■ DOCUMENT PASSAGE
-- BEGIN --
MESA Banner
Clash of Rhetorics: “Othering” and the Cycle of Violence
Abstract
The twenty-first century for the United States has been one defined by the “Global War on Terror” including major combat operations in Afghanistan and Iraq, both predominantly Muslim states. The signature event initiating this century of war occurred with the attacks of September 11, 2001. This event added first immediacy and then legitimacy to Samuel Huntington’s 1993 “Clash of Civilizations” paradigm which argues that the West are ‘primordially’ different and will inevitably experience a violent clash. The rhetoric of the Bush administration echoed the clash thesis in the speeches immediately following the events of September 2001. A little more than 1000 years earlier a similar event occurred when the Byzantines attacked of Aleppo, the Hamdanid capital of Sayf al-Dawlah in December of 962. The khatib of Sayf al-Dawlah, Ibn Nubatta, delivered a khutba (sermon) entitled “khutba fi thikr al-jihad wa taskin al-nas ladtrab wq’ bihim”, (a sermon mentioning jihad and calming the people when a turmoil was placed upon them). Rhetoric found in this khutba reinforces what must have been seen in the 10th century Levant as civilizations with primordial un-reconcilable differences. The west represented by the Byzantine Empire and Islam represented by Sayf al-Dawlah and his Hamdanid state. In the case of 9/11, the civilizations in conflict, Islam and the West, narrow to al-Qaeda portraying Islam and the United States portraying the West. However, the “Clash” thesis places a barrier to seeing or seeking commonalities, which hinder establishing trusting, equal and open dialogue between groups and peoples who identify with either of these civilizations. The sermon of Ibn Nubatta, the official court khatib (public orator/preacher), emphasizes jihad bil-sayf (jihad by the sword) using graphic language following an attack on the capital of the Hamdanid dynasty. This paper seeks to examine commonalities and use of rhetoric following catastrophic violence involving Islam and the West in ‘demonizing’ the other. This research utilizes textual analysis within the appropriate historical context to the speeches from both events identifying the similarities in how rhetoric and extreme “othering” following tumultuous events perpetuate and legitimize power, authority and war making.
-- END --
■ STORED ROWS
-- BEGIN --
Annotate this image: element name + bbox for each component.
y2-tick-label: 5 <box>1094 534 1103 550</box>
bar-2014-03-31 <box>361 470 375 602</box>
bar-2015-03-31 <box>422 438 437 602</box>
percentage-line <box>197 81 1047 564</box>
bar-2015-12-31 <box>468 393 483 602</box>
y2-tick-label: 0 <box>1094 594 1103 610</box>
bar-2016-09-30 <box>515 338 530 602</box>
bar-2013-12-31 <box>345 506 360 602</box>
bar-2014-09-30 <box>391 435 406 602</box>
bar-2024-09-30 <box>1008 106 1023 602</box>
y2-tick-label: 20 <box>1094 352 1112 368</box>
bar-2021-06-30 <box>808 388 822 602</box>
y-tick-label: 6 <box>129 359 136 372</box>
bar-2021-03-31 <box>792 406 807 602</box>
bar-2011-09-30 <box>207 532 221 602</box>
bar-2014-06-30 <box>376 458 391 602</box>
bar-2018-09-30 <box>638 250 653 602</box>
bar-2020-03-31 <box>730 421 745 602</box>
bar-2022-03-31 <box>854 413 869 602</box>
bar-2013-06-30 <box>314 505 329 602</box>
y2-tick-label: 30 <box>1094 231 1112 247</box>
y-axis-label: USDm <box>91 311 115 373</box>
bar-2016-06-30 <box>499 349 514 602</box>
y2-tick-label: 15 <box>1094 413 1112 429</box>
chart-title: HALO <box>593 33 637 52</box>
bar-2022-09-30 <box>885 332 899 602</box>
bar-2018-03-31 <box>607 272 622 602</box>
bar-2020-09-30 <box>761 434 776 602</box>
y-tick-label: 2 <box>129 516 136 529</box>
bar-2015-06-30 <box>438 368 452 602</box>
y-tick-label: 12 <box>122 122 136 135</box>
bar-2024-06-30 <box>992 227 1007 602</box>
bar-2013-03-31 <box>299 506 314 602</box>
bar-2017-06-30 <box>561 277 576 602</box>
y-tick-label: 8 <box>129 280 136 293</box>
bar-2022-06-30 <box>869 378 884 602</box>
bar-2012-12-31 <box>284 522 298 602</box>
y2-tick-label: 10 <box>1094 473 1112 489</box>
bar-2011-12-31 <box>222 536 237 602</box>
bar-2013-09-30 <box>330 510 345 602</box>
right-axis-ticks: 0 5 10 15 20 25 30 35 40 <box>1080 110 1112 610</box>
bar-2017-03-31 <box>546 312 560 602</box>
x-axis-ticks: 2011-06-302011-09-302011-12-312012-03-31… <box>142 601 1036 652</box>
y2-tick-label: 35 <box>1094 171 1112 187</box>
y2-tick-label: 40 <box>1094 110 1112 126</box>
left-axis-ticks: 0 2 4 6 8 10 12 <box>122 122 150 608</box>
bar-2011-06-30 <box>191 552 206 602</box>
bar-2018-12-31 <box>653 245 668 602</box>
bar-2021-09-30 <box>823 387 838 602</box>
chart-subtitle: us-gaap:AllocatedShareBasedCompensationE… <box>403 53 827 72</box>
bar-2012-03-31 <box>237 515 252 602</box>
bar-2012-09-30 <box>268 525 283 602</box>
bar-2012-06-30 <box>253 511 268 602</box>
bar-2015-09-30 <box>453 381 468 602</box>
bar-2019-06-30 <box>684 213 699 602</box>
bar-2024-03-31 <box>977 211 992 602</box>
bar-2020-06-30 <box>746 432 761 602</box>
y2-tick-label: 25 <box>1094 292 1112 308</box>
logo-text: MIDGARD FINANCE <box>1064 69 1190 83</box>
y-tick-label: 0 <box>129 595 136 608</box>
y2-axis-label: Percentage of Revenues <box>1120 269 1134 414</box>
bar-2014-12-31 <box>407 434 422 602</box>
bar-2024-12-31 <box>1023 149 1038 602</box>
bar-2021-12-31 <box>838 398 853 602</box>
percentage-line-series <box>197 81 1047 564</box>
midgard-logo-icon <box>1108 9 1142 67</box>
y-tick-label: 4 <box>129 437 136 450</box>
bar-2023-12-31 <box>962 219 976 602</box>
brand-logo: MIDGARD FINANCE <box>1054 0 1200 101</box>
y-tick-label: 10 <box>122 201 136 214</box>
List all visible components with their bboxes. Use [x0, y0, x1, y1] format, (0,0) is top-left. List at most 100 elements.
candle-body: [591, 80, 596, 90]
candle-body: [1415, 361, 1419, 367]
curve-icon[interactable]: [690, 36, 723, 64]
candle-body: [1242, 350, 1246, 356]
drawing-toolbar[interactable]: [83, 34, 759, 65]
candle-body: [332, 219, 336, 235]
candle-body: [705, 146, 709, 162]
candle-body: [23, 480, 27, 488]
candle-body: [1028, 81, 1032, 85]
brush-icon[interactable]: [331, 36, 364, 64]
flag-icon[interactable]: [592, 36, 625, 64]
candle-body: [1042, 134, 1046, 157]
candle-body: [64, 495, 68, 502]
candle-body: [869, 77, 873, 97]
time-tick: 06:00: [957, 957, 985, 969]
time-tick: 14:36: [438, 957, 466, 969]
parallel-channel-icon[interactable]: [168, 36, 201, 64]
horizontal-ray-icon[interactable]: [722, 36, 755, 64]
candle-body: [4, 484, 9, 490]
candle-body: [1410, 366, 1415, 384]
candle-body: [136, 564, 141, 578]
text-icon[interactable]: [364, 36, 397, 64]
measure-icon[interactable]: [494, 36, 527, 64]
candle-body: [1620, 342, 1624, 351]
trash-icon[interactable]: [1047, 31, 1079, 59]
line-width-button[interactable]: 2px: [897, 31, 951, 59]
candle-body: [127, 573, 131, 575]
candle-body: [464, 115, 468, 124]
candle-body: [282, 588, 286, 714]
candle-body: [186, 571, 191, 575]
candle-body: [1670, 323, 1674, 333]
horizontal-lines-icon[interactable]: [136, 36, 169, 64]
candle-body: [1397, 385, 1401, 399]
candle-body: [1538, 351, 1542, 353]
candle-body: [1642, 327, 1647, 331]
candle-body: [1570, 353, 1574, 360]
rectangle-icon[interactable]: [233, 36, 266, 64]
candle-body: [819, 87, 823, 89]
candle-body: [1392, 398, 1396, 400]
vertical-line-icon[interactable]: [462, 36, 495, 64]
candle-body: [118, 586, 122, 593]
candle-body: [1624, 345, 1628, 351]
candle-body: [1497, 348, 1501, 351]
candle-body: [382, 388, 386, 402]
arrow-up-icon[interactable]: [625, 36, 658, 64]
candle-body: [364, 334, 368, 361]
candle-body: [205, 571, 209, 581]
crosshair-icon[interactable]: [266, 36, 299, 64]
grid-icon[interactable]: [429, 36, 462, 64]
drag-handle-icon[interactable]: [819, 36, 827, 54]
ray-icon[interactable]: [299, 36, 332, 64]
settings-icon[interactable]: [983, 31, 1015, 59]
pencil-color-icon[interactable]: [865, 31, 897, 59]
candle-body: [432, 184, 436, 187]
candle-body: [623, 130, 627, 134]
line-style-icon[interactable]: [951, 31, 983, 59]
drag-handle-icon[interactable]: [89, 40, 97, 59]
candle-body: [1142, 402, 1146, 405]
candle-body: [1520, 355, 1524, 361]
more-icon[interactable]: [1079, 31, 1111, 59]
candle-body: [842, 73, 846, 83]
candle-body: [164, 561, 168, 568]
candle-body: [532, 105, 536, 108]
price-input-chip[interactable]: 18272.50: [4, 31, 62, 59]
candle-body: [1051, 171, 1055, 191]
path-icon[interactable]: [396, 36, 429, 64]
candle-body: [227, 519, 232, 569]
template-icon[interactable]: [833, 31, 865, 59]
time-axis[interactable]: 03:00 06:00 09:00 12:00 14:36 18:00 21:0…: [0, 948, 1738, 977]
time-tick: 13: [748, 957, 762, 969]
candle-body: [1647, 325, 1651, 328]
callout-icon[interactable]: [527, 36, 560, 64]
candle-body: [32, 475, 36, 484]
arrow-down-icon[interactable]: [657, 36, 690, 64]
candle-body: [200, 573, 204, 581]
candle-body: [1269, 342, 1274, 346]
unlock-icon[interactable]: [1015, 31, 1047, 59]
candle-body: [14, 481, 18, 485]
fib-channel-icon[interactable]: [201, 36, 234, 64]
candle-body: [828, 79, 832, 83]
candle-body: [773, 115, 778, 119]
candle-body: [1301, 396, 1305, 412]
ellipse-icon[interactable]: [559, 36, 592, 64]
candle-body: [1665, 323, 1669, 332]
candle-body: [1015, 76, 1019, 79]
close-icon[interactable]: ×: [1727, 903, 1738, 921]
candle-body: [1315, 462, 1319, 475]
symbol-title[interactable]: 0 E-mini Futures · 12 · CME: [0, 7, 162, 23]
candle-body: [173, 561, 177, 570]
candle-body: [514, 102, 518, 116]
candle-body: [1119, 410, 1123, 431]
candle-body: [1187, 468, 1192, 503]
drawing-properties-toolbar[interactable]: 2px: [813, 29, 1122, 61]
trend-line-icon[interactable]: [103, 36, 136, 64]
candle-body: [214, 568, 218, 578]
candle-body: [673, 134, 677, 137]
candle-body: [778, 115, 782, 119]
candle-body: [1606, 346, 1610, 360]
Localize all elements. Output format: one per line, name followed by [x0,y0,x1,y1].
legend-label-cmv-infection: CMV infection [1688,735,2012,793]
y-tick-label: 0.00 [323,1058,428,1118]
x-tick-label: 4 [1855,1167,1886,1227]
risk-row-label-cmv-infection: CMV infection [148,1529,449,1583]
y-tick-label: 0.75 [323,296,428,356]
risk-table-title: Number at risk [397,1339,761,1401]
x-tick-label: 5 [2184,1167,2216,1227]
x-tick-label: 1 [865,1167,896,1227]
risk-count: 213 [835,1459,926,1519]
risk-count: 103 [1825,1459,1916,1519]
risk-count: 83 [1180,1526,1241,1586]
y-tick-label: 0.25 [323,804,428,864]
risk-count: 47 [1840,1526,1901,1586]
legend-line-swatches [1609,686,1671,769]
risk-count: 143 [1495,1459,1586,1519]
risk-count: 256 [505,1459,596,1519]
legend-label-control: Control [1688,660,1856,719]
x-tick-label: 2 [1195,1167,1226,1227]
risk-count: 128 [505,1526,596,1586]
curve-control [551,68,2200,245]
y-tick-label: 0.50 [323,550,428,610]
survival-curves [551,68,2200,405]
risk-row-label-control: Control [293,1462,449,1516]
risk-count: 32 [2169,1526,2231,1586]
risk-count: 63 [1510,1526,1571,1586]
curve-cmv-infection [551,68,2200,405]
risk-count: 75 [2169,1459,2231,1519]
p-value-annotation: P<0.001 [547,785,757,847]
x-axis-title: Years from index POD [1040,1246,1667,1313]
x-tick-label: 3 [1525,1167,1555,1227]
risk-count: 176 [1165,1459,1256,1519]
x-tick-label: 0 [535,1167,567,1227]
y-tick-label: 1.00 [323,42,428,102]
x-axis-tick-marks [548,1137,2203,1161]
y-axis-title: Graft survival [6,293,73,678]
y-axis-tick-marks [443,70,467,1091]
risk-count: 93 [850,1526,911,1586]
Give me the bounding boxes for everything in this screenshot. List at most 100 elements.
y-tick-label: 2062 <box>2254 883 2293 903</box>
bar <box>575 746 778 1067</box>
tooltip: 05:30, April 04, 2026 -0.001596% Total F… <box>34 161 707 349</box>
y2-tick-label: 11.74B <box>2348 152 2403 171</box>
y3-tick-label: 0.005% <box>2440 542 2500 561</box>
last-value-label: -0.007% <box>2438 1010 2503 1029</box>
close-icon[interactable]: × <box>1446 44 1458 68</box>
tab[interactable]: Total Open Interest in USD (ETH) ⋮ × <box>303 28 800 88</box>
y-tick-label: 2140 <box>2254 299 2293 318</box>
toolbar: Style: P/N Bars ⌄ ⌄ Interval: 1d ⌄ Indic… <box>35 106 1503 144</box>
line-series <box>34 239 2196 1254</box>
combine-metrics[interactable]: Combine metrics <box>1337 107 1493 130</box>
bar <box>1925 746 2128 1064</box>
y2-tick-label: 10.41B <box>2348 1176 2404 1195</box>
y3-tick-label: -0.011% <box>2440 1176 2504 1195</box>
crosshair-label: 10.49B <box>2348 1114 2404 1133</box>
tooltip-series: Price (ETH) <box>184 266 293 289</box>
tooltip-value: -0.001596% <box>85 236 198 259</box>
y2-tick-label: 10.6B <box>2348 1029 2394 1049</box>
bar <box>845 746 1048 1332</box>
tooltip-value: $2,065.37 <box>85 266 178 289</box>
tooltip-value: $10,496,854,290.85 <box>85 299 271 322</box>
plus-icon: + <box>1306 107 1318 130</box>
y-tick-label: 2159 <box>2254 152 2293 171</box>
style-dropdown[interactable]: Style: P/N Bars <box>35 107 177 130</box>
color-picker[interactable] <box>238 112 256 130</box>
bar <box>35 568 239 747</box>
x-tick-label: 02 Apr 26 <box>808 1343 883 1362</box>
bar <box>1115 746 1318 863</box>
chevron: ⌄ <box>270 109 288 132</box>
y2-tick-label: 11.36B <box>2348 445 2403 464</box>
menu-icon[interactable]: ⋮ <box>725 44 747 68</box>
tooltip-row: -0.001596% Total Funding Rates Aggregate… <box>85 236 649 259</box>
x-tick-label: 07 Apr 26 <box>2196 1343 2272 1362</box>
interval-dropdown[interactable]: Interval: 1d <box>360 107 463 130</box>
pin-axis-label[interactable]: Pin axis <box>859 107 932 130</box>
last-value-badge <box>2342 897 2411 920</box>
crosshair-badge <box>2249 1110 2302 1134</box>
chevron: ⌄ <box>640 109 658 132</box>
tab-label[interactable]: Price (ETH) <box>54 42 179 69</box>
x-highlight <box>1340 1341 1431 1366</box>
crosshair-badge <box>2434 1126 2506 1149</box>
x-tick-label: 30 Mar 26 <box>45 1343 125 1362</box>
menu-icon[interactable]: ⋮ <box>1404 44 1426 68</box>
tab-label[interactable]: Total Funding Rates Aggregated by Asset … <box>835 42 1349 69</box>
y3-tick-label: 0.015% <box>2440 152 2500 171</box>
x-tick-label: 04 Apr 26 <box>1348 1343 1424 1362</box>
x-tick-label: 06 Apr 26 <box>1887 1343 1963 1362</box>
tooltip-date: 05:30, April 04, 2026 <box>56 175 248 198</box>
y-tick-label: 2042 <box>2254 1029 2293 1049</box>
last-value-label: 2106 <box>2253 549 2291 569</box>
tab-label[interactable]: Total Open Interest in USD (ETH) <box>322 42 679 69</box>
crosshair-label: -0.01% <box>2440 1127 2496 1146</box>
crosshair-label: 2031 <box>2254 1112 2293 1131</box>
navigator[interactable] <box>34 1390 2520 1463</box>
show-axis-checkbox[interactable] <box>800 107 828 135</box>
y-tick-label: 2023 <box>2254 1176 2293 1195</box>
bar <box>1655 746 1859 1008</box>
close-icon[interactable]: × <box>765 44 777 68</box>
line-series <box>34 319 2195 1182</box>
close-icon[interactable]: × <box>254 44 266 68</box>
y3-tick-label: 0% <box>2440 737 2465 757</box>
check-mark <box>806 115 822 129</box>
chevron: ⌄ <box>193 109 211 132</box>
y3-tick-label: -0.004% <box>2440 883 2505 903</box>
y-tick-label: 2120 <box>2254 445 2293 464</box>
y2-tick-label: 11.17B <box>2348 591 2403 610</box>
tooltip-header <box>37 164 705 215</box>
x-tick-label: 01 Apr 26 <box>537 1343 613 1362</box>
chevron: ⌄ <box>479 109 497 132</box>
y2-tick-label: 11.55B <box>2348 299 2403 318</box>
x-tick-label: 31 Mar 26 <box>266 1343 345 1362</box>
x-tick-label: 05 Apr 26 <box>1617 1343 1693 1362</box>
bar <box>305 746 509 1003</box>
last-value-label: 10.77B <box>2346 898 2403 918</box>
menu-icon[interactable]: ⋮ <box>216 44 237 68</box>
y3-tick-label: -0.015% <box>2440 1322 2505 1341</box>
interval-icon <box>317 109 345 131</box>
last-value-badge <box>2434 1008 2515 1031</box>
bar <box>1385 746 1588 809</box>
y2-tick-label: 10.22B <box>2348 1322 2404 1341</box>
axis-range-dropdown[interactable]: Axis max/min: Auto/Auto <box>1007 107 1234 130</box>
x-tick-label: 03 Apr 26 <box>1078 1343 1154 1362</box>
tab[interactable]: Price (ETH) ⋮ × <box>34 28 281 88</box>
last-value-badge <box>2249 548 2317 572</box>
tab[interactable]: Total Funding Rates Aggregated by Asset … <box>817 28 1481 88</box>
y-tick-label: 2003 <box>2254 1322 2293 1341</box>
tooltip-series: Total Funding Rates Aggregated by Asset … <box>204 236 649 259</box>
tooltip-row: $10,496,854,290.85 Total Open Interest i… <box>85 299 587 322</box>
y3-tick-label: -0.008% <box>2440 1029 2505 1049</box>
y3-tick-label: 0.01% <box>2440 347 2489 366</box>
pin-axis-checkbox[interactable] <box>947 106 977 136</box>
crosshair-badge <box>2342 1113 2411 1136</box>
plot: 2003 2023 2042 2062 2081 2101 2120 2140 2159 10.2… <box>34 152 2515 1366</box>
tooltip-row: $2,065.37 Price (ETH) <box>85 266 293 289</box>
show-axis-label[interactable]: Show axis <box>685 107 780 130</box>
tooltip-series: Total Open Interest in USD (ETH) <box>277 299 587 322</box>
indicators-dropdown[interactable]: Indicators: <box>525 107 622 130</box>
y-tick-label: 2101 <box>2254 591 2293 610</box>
-- END --
■ WHAT TO PRODUCE
According to the abstract on the clash of rhetorics, in what month and year did the Byzantines attack Aleppo? Answer from the text alone, not from the rows.

■ RESULT FOR THIS EXERCISE
December of 962.